• What to produce
Extract the records below word for word and ignore the images.
——————————
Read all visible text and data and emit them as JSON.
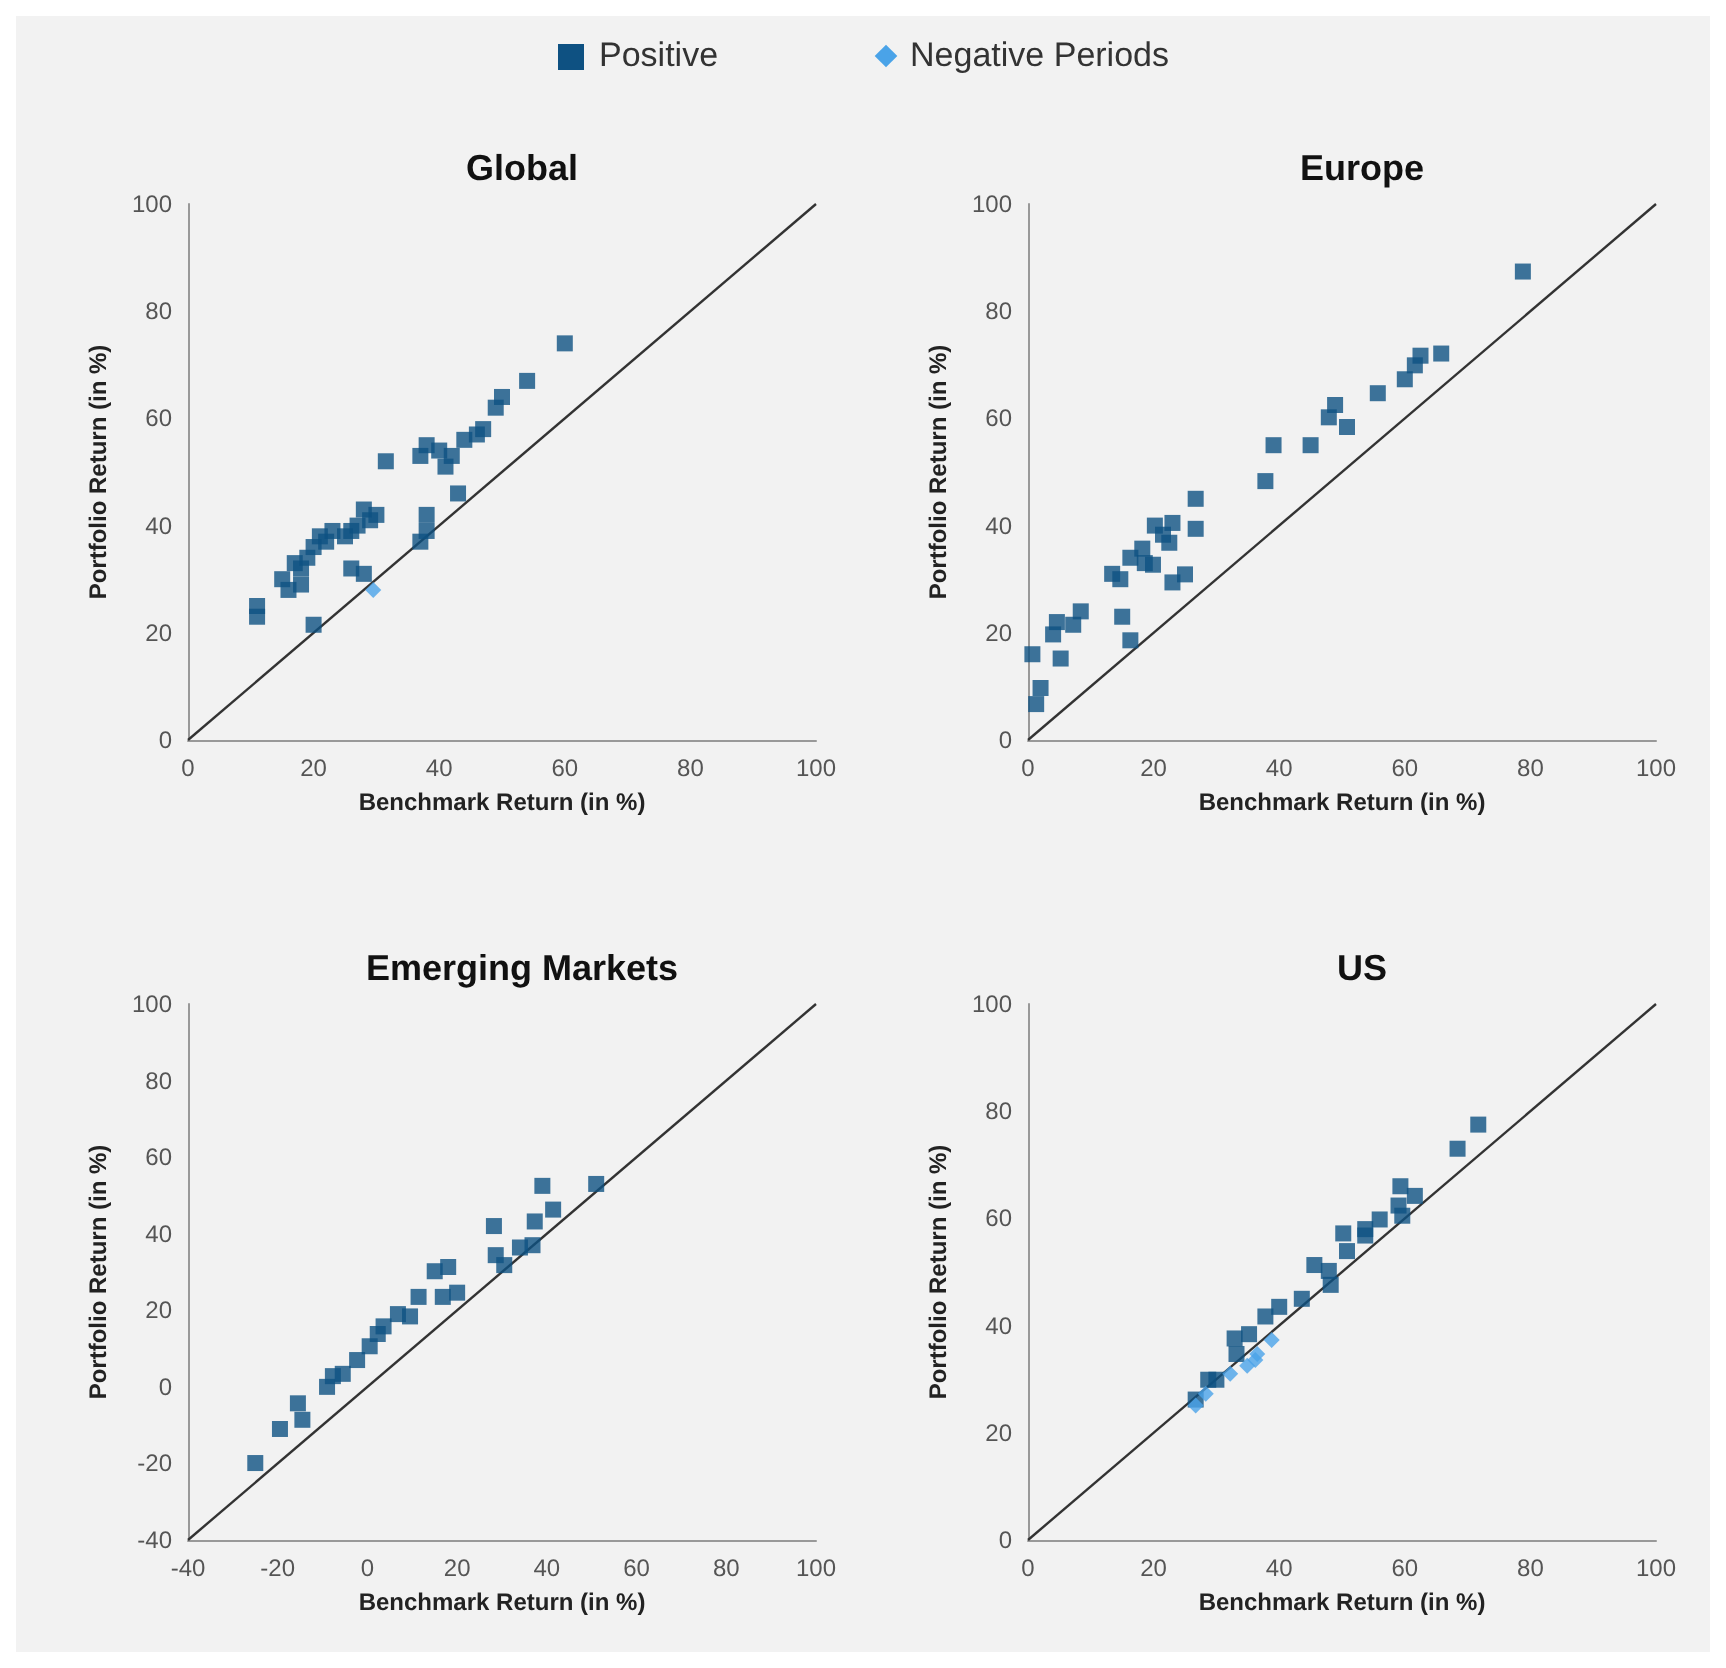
{
  "chart_data": [
    {
      "type": "scatter",
      "title": "Global",
      "xlabel": "Benchmark Return (in %)",
      "ylabel": "Portfolio Return (in %)",
      "legend": "top",
      "xlim": [
        0,
        100
      ],
      "ylim": [
        0,
        100
      ],
      "xticks": [
        0,
        20,
        40,
        60,
        80,
        100
      ],
      "yticks": [
        0,
        20,
        40,
        60,
        80,
        100
      ],
      "series": [
        {
          "name": "Positive",
          "color": "#0e5182",
          "marker": "square",
          "x": [
            11,
            11,
            20,
            15,
            17,
            18,
            19,
            20,
            21,
            22,
            23,
            25,
            26,
            27,
            28,
            29,
            30,
            26,
            28,
            31.5,
            37,
            38,
            38,
            37,
            38,
            40,
            41,
            42,
            43,
            44,
            46,
            47,
            49,
            50,
            54,
            60,
            16,
            18
          ],
          "values": [
            25,
            23,
            21.5,
            30,
            33,
            32,
            34,
            36,
            38,
            37,
            39,
            38,
            39,
            40,
            43,
            41,
            42,
            32,
            31,
            52,
            37,
            39,
            42,
            53,
            55,
            54,
            51,
            53,
            46,
            56,
            57,
            58,
            62,
            64,
            67,
            74,
            28,
            29
          ]
        },
        {
          "name": "Negative Periods",
          "color": "#4aa3e8",
          "marker": "diamond",
          "x": [
            29.5
          ],
          "values": [
            28
          ]
        },
        {
          "type": "line",
          "color": "#333333",
          "marker": "none",
          "x": [
            0,
            100
          ],
          "values": [
            0,
            100
          ]
        }
      ]
    },
    {
      "type": "scatter",
      "title": "Europe",
      "xlabel": "Benchmark Return (in %)",
      "ylabel": "Portfolio Return (in %)",
      "xlim": [
        0,
        100
      ],
      "ylim": [
        0,
        100
      ],
      "xticks": [
        0,
        20,
        40,
        60,
        80,
        100
      ],
      "yticks": [
        0,
        20,
        40,
        60,
        80,
        100
      ],
      "series": [
        {
          "name": "Positive",
          "color": "#0e5182",
          "marker": "square",
          "x": [
            0.7,
            1.3,
            2,
            4,
            4.6,
            7.2,
            8.4,
            5.2,
            13.4,
            14.7,
            15,
            16.3,
            16.3,
            18.2,
            18.6,
            20.2,
            21.5,
            23,
            22.5,
            23,
            25,
            26.7,
            26.7,
            19.9,
            37.8,
            39.1,
            45,
            47.9,
            48.9,
            50.8,
            55.7,
            60,
            61.6,
            62.5,
            65.8,
            78.8
          ],
          "values": [
            16,
            6.7,
            9.7,
            19.7,
            22,
            21.5,
            24,
            15.2,
            31,
            30,
            23,
            18.6,
            34,
            35.7,
            33,
            40,
            38.3,
            40.5,
            36.8,
            29.4,
            30.9,
            39.4,
            45,
            32.7,
            48.3,
            55,
            55,
            60.2,
            62.5,
            58.4,
            64.7,
            67.3,
            69.9,
            71.7,
            72.1,
            87.4
          ]
        },
        {
          "type": "line",
          "color": "#333333",
          "marker": "none",
          "x": [
            0,
            100
          ],
          "values": [
            0,
            100
          ]
        }
      ]
    },
    {
      "type": "scatter",
      "title": "Emerging Markets",
      "xlabel": "Benchmark Return (in %)",
      "ylabel": "Portfolio Return (in %)",
      "xlim": [
        -40,
        100
      ],
      "ylim": [
        -40,
        100
      ],
      "xticks": [
        -40,
        -20,
        0,
        20,
        40,
        60,
        80,
        100
      ],
      "yticks": [
        -40,
        -20,
        0,
        20,
        40,
        60,
        80,
        100
      ],
      "series": [
        {
          "name": "Positive",
          "color": "#0e5182",
          "marker": "square",
          "x": [
            -25,
            -19.5,
            -15.5,
            -14.5,
            -9,
            -7.7,
            -5.5,
            -2.3,
            0.5,
            2.3,
            3.6,
            6.8,
            9.5,
            11.4,
            15,
            18,
            16.8,
            20,
            28.2,
            28.6,
            30.5,
            34,
            36.8,
            37.3,
            41.4,
            39,
            51
          ],
          "values": [
            -19.9,
            -11,
            -4.3,
            -8.6,
            0,
            2.8,
            3.4,
            7,
            10.6,
            13.8,
            15.8,
            19,
            18.4,
            23.5,
            30.2,
            31.3,
            23.5,
            24.6,
            42,
            34.4,
            31.8,
            36.4,
            37,
            43.2,
            46.3,
            52.5,
            53
          ]
        },
        {
          "type": "line",
          "color": "#333333",
          "marker": "none",
          "x": [
            -40,
            100
          ],
          "values": [
            -40,
            100
          ]
        }
      ]
    },
    {
      "type": "scatter",
      "title": "US",
      "xlabel": "Benchmark Return (in %)",
      "ylabel": "Portfolio Return (in %)",
      "xlim": [
        0,
        100
      ],
      "ylim": [
        0,
        100
      ],
      "xticks": [
        0,
        20,
        40,
        60,
        80,
        100
      ],
      "yticks": [
        0,
        20,
        40,
        60,
        80,
        100
      ],
      "series": [
        {
          "name": "Positive",
          "color": "#0e5182",
          "marker": "square",
          "x": [
            71.7,
            68.4,
            59.3,
            61.6,
            59,
            59.6,
            56,
            53.7,
            53.7,
            50.2,
            50.8,
            45.6,
            47.9,
            48.2,
            43.6,
            40,
            37.8,
            35.2,
            32.9,
            33.2,
            30,
            28.7,
            26.7
          ],
          "values": [
            77.5,
            73,
            66,
            64.2,
            62.4,
            60.5,
            59.8,
            58,
            56.8,
            57.2,
            53.9,
            51.3,
            50.2,
            47.6,
            45,
            43.5,
            41.7,
            38.4,
            37.6,
            34.7,
            29.9,
            29.9,
            26.2
          ]
        },
        {
          "name": "Negative Periods",
          "color": "#4aa3e8",
          "marker": "diamond",
          "x": [
            36.2,
            34.9,
            36.5,
            38.8,
            32.2,
            28.3,
            26.7
          ],
          "values": [
            33.6,
            32.5,
            34.7,
            37.3,
            31,
            27.3,
            25.1
          ]
        },
        {
          "type": "line",
          "color": "#333333",
          "marker": "none",
          "x": [
            0,
            100
          ],
          "values": [
            0,
            100
          ]
        }
      ]
    }
  ]
}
——————————
• Result below
Read all visible text and data and emit them as JSON.
{
  "chart_data": [
    {
      "type": "scatter",
      "title": "Global",
      "xlabel": "Benchmark Return (in %)",
      "ylabel": "Portfolio Return (in %)",
      "legend": "top",
      "xlim": [
        0,
        100
      ],
      "ylim": [
        0,
        100
      ],
      "xticks": [
        0,
        20,
        40,
        60,
        80,
        100
      ],
      "yticks": [
        0,
        20,
        40,
        60,
        80,
        100
      ],
      "series": [
        {
          "name": "Positive",
          "color": "#0e5182",
          "marker": "square",
          "x": [
            11,
            11,
            20,
            15,
            17,
            18,
            19,
            20,
            21,
            22,
            23,
            25,
            26,
            27,
            28,
            29,
            30,
            26,
            28,
            31.5,
            37,
            38,
            38,
            37,
            38,
            40,
            41,
            42,
            43,
            44,
            46,
            47,
            49,
            50,
            54,
            60,
            16,
            18
          ],
          "values": [
            25,
            23,
            21.5,
            30,
            33,
            32,
            34,
            36,
            38,
            37,
            39,
            38,
            39,
            40,
            43,
            41,
            42,
            32,
            31,
            52,
            37,
            39,
            42,
            53,
            55,
            54,
            51,
            53,
            46,
            56,
            57,
            58,
            62,
            64,
            67,
            74,
            28,
            29
          ]
        },
        {
          "name": "Negative Periods",
          "color": "#4aa3e8",
          "marker": "diamond",
          "x": [
            29.5
          ],
          "values": [
            28
          ]
        },
        {
          "type": "line",
          "color": "#333333",
          "marker": "none",
          "x": [
            0,
            100
          ],
          "values": [
            0,
            100
          ]
        }
      ]
    },
    {
      "type": "scatter",
      "title": "Europe",
      "xlabel": "Benchmark Return (in %)",
      "ylabel": "Portfolio Return (in %)",
      "xlim": [
        0,
        100
      ],
      "ylim": [
        0,
        100
      ],
      "xticks": [
        0,
        20,
        40,
        60,
        80,
        100
      ],
      "yticks": [
        0,
        20,
        40,
        60,
        80,
        100
      ],
      "series": [
        {
          "name": "Positive",
          "color": "#0e5182",
          "marker": "square",
          "x": [
            0.7,
            1.3,
            2,
            4,
            4.6,
            7.2,
            8.4,
            5.2,
            13.4,
            14.7,
            15,
            16.3,
            16.3,
            18.2,
            18.6,
            20.2,
            21.5,
            23,
            22.5,
            23,
            25,
            26.7,
            26.7,
            19.9,
            37.8,
            39.1,
            45,
            47.9,
            48.9,
            50.8,
            55.7,
            60,
            61.6,
            62.5,
            65.8,
            78.8
          ],
          "values": [
            16,
            6.7,
            9.7,
            19.7,
            22,
            21.5,
            24,
            15.2,
            31,
            30,
            23,
            18.6,
            34,
            35.7,
            33,
            40,
            38.3,
            40.5,
            36.8,
            29.4,
            30.9,
            39.4,
            45,
            32.7,
            48.3,
            55,
            55,
            60.2,
            62.5,
            58.4,
            64.7,
            67.3,
            69.9,
            71.7,
            72.1,
            87.4
          ]
        },
        {
          "type": "line",
          "color": "#333333",
          "marker": "none",
          "x": [
            0,
            100
          ],
          "values": [
            0,
            100
          ]
        }
      ]
    },
    {
      "type": "scatter",
      "title": "Emerging Markets",
      "xlabel": "Benchmark Return (in %)",
      "ylabel": "Portfolio Return (in %)",
      "xlim": [
        -40,
        100
      ],
      "ylim": [
        -40,
        100
      ],
      "xticks": [
        -40,
        -20,
        0,
        20,
        40,
        60,
        80,
        100
      ],
      "yticks": [
        -40,
        -20,
        0,
        20,
        40,
        60,
        80,
        100
      ],
      "series": [
        {
          "name": "Positive",
          "color": "#0e5182",
          "marker": "square",
          "x": [
            -25,
            -19.5,
            -15.5,
            -14.5,
            -9,
            -7.7,
            -5.5,
            -2.3,
            0.5,
            2.3,
            3.6,
            6.8,
            9.5,
            11.4,
            15,
            18,
            16.8,
            20,
            28.2,
            28.6,
            30.5,
            34,
            36.8,
            37.3,
            41.4,
            39,
            51
          ],
          "values": [
            -19.9,
            -11,
            -4.3,
            -8.6,
            0,
            2.8,
            3.4,
            7,
            10.6,
            13.8,
            15.8,
            19,
            18.4,
            23.5,
            30.2,
            31.3,
            23.5,
            24.6,
            42,
            34.4,
            31.8,
            36.4,
            37,
            43.2,
            46.3,
            52.5,
            53
          ]
        },
        {
          "type": "line",
          "color": "#333333",
          "marker": "none",
          "x": [
            -40,
            100
          ],
          "values": [
            -40,
            100
          ]
        }
      ]
    },
    {
      "type": "scatter",
      "title": "US",
      "xlabel": "Benchmark Return (in %)",
      "ylabel": "Portfolio Return (in %)",
      "xlim": [
        0,
        100
      ],
      "ylim": [
        0,
        100
      ],
      "xticks": [
        0,
        20,
        40,
        60,
        80,
        100
      ],
      "yticks": [
        0,
        20,
        40,
        60,
        80,
        100
      ],
      "series": [
        {
          "name": "Positive",
          "color": "#0e5182",
          "marker": "square",
          "x": [
            71.7,
            68.4,
            59.3,
            61.6,
            59,
            59.6,
            56,
            53.7,
            53.7,
            50.2,
            50.8,
            45.6,
            47.9,
            48.2,
            43.6,
            40,
            37.8,
            35.2,
            32.9,
            33.2,
            30,
            28.7,
            26.7
          ],
          "values": [
            77.5,
            73,
            66,
            64.2,
            62.4,
            60.5,
            59.8,
            58,
            56.8,
            57.2,
            53.9,
            51.3,
            50.2,
            47.6,
            45,
            43.5,
            41.7,
            38.4,
            37.6,
            34.7,
            29.9,
            29.9,
            26.2
          ]
        },
        {
          "name": "Negative Periods",
          "color": "#4aa3e8",
          "marker": "diamond",
          "x": [
            36.2,
            34.9,
            36.5,
            38.8,
            32.2,
            28.3,
            26.7
          ],
          "values": [
            33.6,
            32.5,
            34.7,
            37.3,
            31,
            27.3,
            25.1
          ]
        },
        {
          "type": "line",
          "color": "#333333",
          "marker": "none",
          "x": [
            0,
            100
          ],
          "values": [
            0,
            100
          ]
        }
      ]
    }
  ]
}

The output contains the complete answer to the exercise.